• _Instructions for the task_
Below are the records; reproduce all of them exactly but without any images.

• _Provided entries_
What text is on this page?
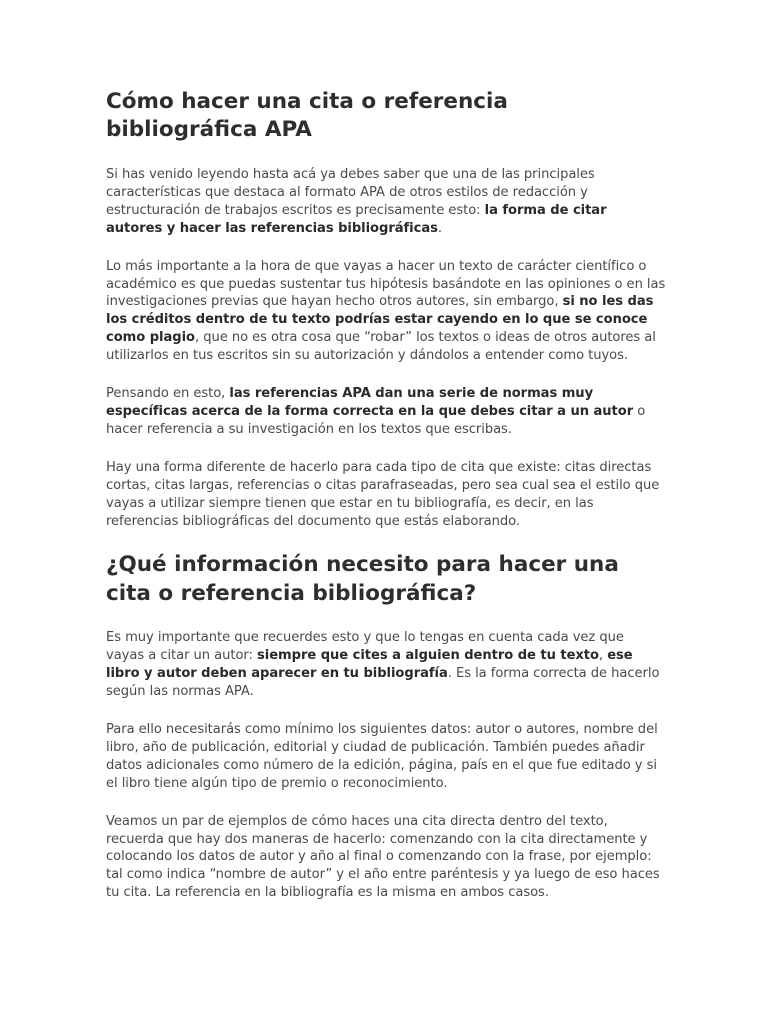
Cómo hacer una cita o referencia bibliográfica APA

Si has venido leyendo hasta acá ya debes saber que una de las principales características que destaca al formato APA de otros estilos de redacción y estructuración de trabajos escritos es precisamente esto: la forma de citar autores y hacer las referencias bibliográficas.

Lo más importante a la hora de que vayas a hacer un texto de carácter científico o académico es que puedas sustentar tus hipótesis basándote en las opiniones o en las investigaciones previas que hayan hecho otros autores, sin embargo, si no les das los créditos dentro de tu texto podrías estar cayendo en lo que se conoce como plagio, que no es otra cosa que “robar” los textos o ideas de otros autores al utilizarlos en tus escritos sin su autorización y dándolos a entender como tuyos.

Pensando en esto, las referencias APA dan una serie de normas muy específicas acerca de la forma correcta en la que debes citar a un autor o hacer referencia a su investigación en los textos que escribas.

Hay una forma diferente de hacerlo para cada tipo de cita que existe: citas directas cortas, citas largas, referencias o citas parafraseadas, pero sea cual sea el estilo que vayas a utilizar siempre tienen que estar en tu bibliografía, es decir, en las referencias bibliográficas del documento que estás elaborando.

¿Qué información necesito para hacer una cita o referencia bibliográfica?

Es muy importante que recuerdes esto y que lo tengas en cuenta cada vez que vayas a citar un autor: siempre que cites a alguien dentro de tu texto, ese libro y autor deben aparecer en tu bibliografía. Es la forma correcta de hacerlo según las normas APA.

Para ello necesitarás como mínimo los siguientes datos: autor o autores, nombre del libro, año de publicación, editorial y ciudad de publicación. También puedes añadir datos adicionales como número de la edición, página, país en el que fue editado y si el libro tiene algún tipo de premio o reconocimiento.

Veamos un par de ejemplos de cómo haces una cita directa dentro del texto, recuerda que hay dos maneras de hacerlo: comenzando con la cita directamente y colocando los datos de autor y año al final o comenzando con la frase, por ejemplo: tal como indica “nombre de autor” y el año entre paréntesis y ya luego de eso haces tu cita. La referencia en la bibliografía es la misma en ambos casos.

• _The answer_
What text is on this page?
Cómo hacer una cita o referencia bibliográfica APA

Si has venido leyendo hasta acá ya debes saber que una de las principales características que destaca al formato APA de otros estilos de redacción y estructuración de trabajos escritos es precisamente esto: la forma de citar autores y hacer las referencias bibliográficas.

Lo más importante a la hora de que vayas a hacer un texto de carácter científico o académico es que puedas sustentar tus hipótesis basándote en las opiniones o en las investigaciones previas que hayan hecho otros autores, sin embargo, si no les das los créditos dentro de tu texto podrías estar cayendo en lo que se conoce como plagio, que no es otra cosa que “robar” los textos o ideas de otros autores al utilizarlos en tus escritos sin su autorización y dándolos a entender como tuyos.

Pensando en esto, las referencias APA dan una serie de normas muy específicas acerca de la forma correcta en la que debes citar a un autor o hacer referencia a su investigación en los textos que escribas.

Hay una forma diferente de hacerlo para cada tipo de cita que existe: citas directas cortas, citas largas, referencias o citas parafraseadas, pero sea cual sea el estilo que vayas a utilizar siempre tienen que estar en tu bibliografía, es decir, en las referencias bibliográficas del documento que estás elaborando.

¿Qué información necesito para hacer una cita o referencia bibliográfica?

Es muy importante que recuerdes esto y que lo tengas en cuenta cada vez que vayas a citar un autor: siempre que cites a alguien dentro de tu texto, ese libro y autor deben aparecer en tu bibliografía. Es la forma correcta de hacerlo según las normas APA.

Para ello necesitarás como mínimo los siguientes datos: autor o autores, nombre del libro, año de publicación, editorial y ciudad de publicación. También puedes añadir datos adicionales como número de la edición, página, país en el que fue editado y si el libro tiene algún tipo de premio o reconocimiento.

Veamos un par de ejemplos de cómo haces una cita directa dentro del texto, recuerda que hay dos maneras de hacerlo: comenzando con la cita directamente y colocando los datos de autor y año al final o comenzando con la frase, por ejemplo: tal como indica “nombre de autor” y el año entre paréntesis y ya luego de eso haces tu cita. La referencia en la bibliografía es la misma en ambos casos.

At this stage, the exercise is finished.